> [EXERCISE DIRECTIONS]:
Find each line with the string "text" and copy it.

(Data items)
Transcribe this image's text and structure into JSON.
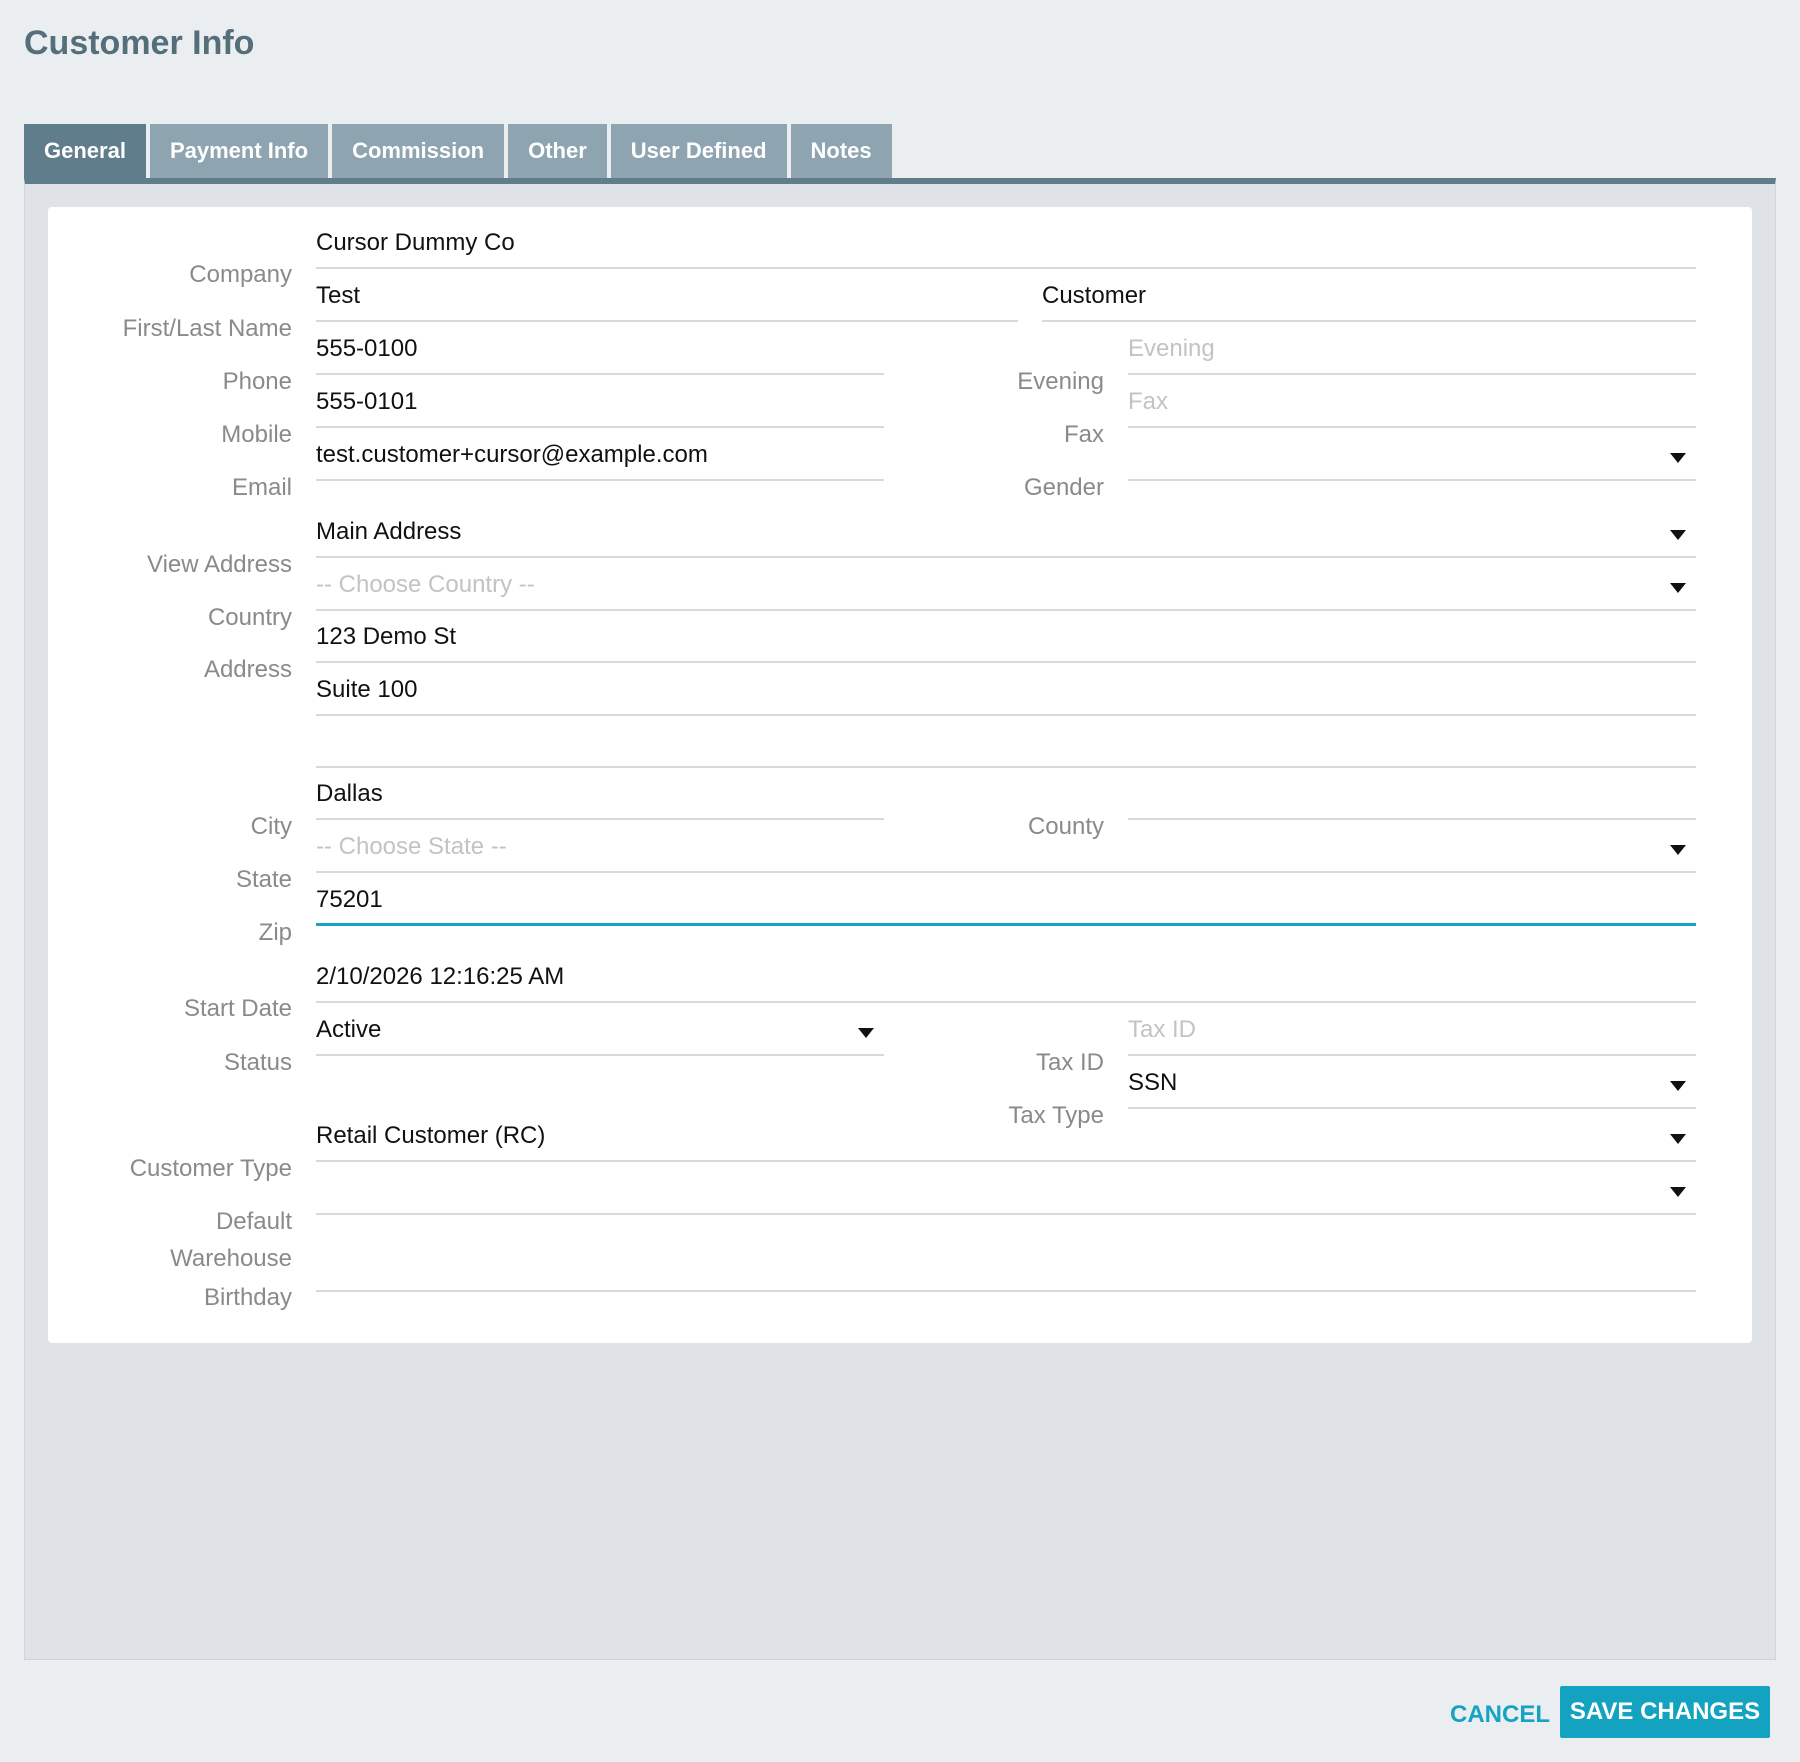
{
  "page": {
    "title": "Customer Info"
  },
  "tabs": [
    "General",
    "Payment Info",
    "Commission",
    "Other",
    "User Defined",
    "Notes"
  ],
  "labels": {
    "company": "Company",
    "name": "First/Last Name",
    "phone": "Phone",
    "evening": "Evening",
    "mobile": "Mobile",
    "fax": "Fax",
    "email": "Email",
    "gender": "Gender",
    "view_address": "View Address",
    "country": "Country",
    "address": "Address",
    "city": "City",
    "county": "County",
    "state": "State",
    "zip": "Zip",
    "start_date": "Start Date",
    "status": "Status",
    "tax_id": "Tax ID",
    "tax_type": "Tax Type",
    "customer_type": "Customer Type",
    "default_warehouse_1": "Default",
    "default_warehouse_2": "Warehouse",
    "birthday": "Birthday"
  },
  "values": {
    "company": "Cursor Dummy Co",
    "first_name": "Test",
    "last_name": "Customer",
    "phone": "555-0100",
    "evening": "",
    "mobile": "555-0101",
    "fax": "",
    "email": "test.customer+cursor@example.com",
    "gender": "",
    "view_address": "Main Address",
    "country": "",
    "address1": "123 Demo St",
    "address2": "Suite 100",
    "address3": "",
    "city": "Dallas",
    "county": "",
    "state": "",
    "zip": "75201",
    "start_date": "2/10/2026 12:16:25 AM",
    "status": "Active",
    "tax_id": "",
    "tax_type": "SSN",
    "customer_type": "Retail Customer (RC)",
    "default_warehouse": "",
    "birthday": ""
  },
  "placeholders": {
    "evening": "Evening",
    "fax": "Fax",
    "country": "-- Choose Country --",
    "state": "-- Choose State --",
    "tax_id": "Tax ID"
  },
  "actions": {
    "cancel": "CANCEL",
    "save": "SAVE CHANGES"
  },
  "colors": {
    "accent": "#13a2c0",
    "tab_active": "#607d8b",
    "tab_inactive": "#8fa4b1"
  }
}
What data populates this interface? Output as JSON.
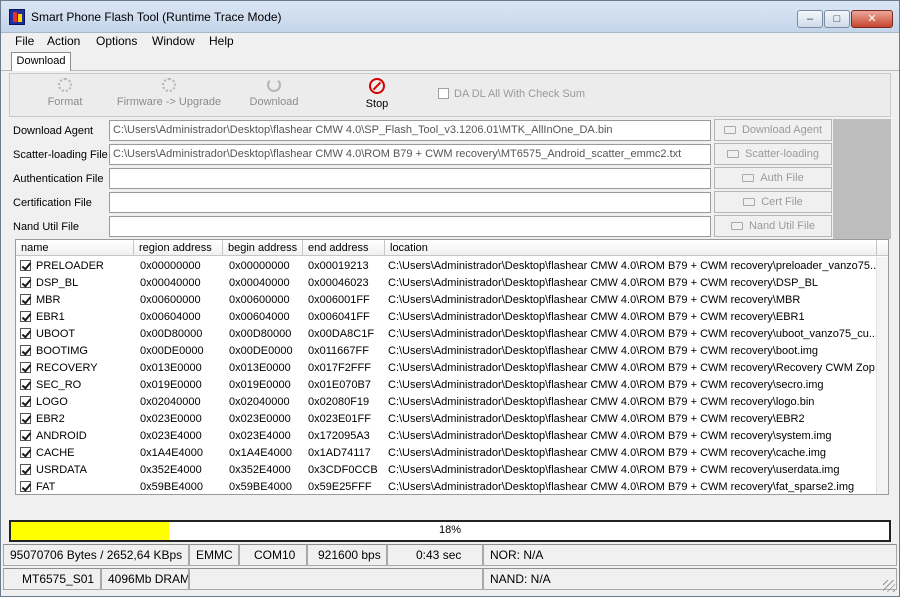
{
  "window": {
    "title": "Smart Phone Flash Tool (Runtime Trace Mode)"
  },
  "menu": [
    "File",
    "Action",
    "Options",
    "Window",
    "Help"
  ],
  "tab": "Download",
  "toolbar": {
    "format": "Format",
    "firmware_upgrade": "Firmware -> Upgrade",
    "download": "Download",
    "stop": "Stop",
    "da_checksum": "DA DL All With Check Sum"
  },
  "files": [
    {
      "label": "Download Agent",
      "value": "C:\\Users\\Administrador\\Desktop\\flashear CMW 4.0\\SP_Flash_Tool_v3.1206.01\\MTK_AllInOne_DA.bin",
      "button": "Download Agent"
    },
    {
      "label": "Scatter-loading File",
      "value": "C:\\Users\\Administrador\\Desktop\\flashear CMW 4.0\\ROM B79 + CWM recovery\\MT6575_Android_scatter_emmc2.txt",
      "button": "Scatter-loading"
    },
    {
      "label": "Authentication File",
      "value": "",
      "button": "Auth File"
    },
    {
      "label": "Certification File",
      "value": "",
      "button": "Cert File"
    },
    {
      "label": "Nand Util File",
      "value": "",
      "button": "Nand Util File"
    }
  ],
  "table": {
    "headers": [
      "name",
      "region address",
      "begin address",
      "end address",
      "location"
    ],
    "rows": [
      {
        "name": "PRELOADER",
        "region": "0x00000000",
        "begin": "0x00000000",
        "end": "0x00019213",
        "location": "C:\\Users\\Administrador\\Desktop\\flashear CMW 4.0\\ROM B79 + CWM recovery\\preloader_vanzo75..."
      },
      {
        "name": "DSP_BL",
        "region": "0x00040000",
        "begin": "0x00040000",
        "end": "0x00046023",
        "location": "C:\\Users\\Administrador\\Desktop\\flashear CMW 4.0\\ROM B79 + CWM recovery\\DSP_BL"
      },
      {
        "name": "MBR",
        "region": "0x00600000",
        "begin": "0x00600000",
        "end": "0x006001FF",
        "location": "C:\\Users\\Administrador\\Desktop\\flashear CMW 4.0\\ROM B79 + CWM recovery\\MBR"
      },
      {
        "name": "EBR1",
        "region": "0x00604000",
        "begin": "0x00604000",
        "end": "0x006041FF",
        "location": "C:\\Users\\Administrador\\Desktop\\flashear CMW 4.0\\ROM B79 + CWM recovery\\EBR1"
      },
      {
        "name": "UBOOT",
        "region": "0x00D80000",
        "begin": "0x00D80000",
        "end": "0x00DA8C1F",
        "location": "C:\\Users\\Administrador\\Desktop\\flashear CMW 4.0\\ROM B79 + CWM recovery\\uboot_vanzo75_cu..."
      },
      {
        "name": "BOOTIMG",
        "region": "0x00DE0000",
        "begin": "0x00DE0000",
        "end": "0x011667FF",
        "location": "C:\\Users\\Administrador\\Desktop\\flashear CMW 4.0\\ROM B79 + CWM recovery\\boot.img"
      },
      {
        "name": "RECOVERY",
        "region": "0x013E0000",
        "begin": "0x013E0000",
        "end": "0x017F2FFF",
        "location": "C:\\Users\\Administrador\\Desktop\\flashear CMW 4.0\\ROM B79 + CWM recovery\\Recovery CWM Zop..."
      },
      {
        "name": "SEC_RO",
        "region": "0x019E0000",
        "begin": "0x019E0000",
        "end": "0x01E070B7",
        "location": "C:\\Users\\Administrador\\Desktop\\flashear CMW 4.0\\ROM B79 + CWM recovery\\secro.img"
      },
      {
        "name": "LOGO",
        "region": "0x02040000",
        "begin": "0x02040000",
        "end": "0x02080F19",
        "location": "C:\\Users\\Administrador\\Desktop\\flashear CMW 4.0\\ROM B79 + CWM recovery\\logo.bin"
      },
      {
        "name": "EBR2",
        "region": "0x023E0000",
        "begin": "0x023E0000",
        "end": "0x023E01FF",
        "location": "C:\\Users\\Administrador\\Desktop\\flashear CMW 4.0\\ROM B79 + CWM recovery\\EBR2"
      },
      {
        "name": "ANDROID",
        "region": "0x023E4000",
        "begin": "0x023E4000",
        "end": "0x172095A3",
        "location": "C:\\Users\\Administrador\\Desktop\\flashear CMW 4.0\\ROM B79 + CWM recovery\\system.img"
      },
      {
        "name": "CACHE",
        "region": "0x1A4E4000",
        "begin": "0x1A4E4000",
        "end": "0x1AD74117",
        "location": "C:\\Users\\Administrador\\Desktop\\flashear CMW 4.0\\ROM B79 + CWM recovery\\cache.img"
      },
      {
        "name": "USRDATA",
        "region": "0x352E4000",
        "begin": "0x352E4000",
        "end": "0x3CDF0CCB",
        "location": "C:\\Users\\Administrador\\Desktop\\flashear CMW 4.0\\ROM B79 + CWM recovery\\userdata.img"
      },
      {
        "name": "FAT",
        "region": "0x59BE4000",
        "begin": "0x59BE4000",
        "end": "0x59E25FFF",
        "location": "C:\\Users\\Administrador\\Desktop\\flashear CMW 4.0\\ROM B79 + CWM recovery\\fat_sparse2.img"
      }
    ]
  },
  "progress": {
    "fraction": 0.18,
    "text": "18%",
    "color": "#ffff00"
  },
  "status": {
    "bytes": "95070706 Bytes / 2652,64 KBps",
    "type": "EMMC",
    "port": "COM10",
    "baud": "921600 bps",
    "time": "0:43 sec",
    "nor": "NOR: N/A",
    "chip": "MT6575_S01",
    "dram": "4096Mb DRAM",
    "nand": "NAND: N/A"
  }
}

> [RESULT OF THE TASK]:
Transcribe this image's text and structure into JSON.
    "text": "18%",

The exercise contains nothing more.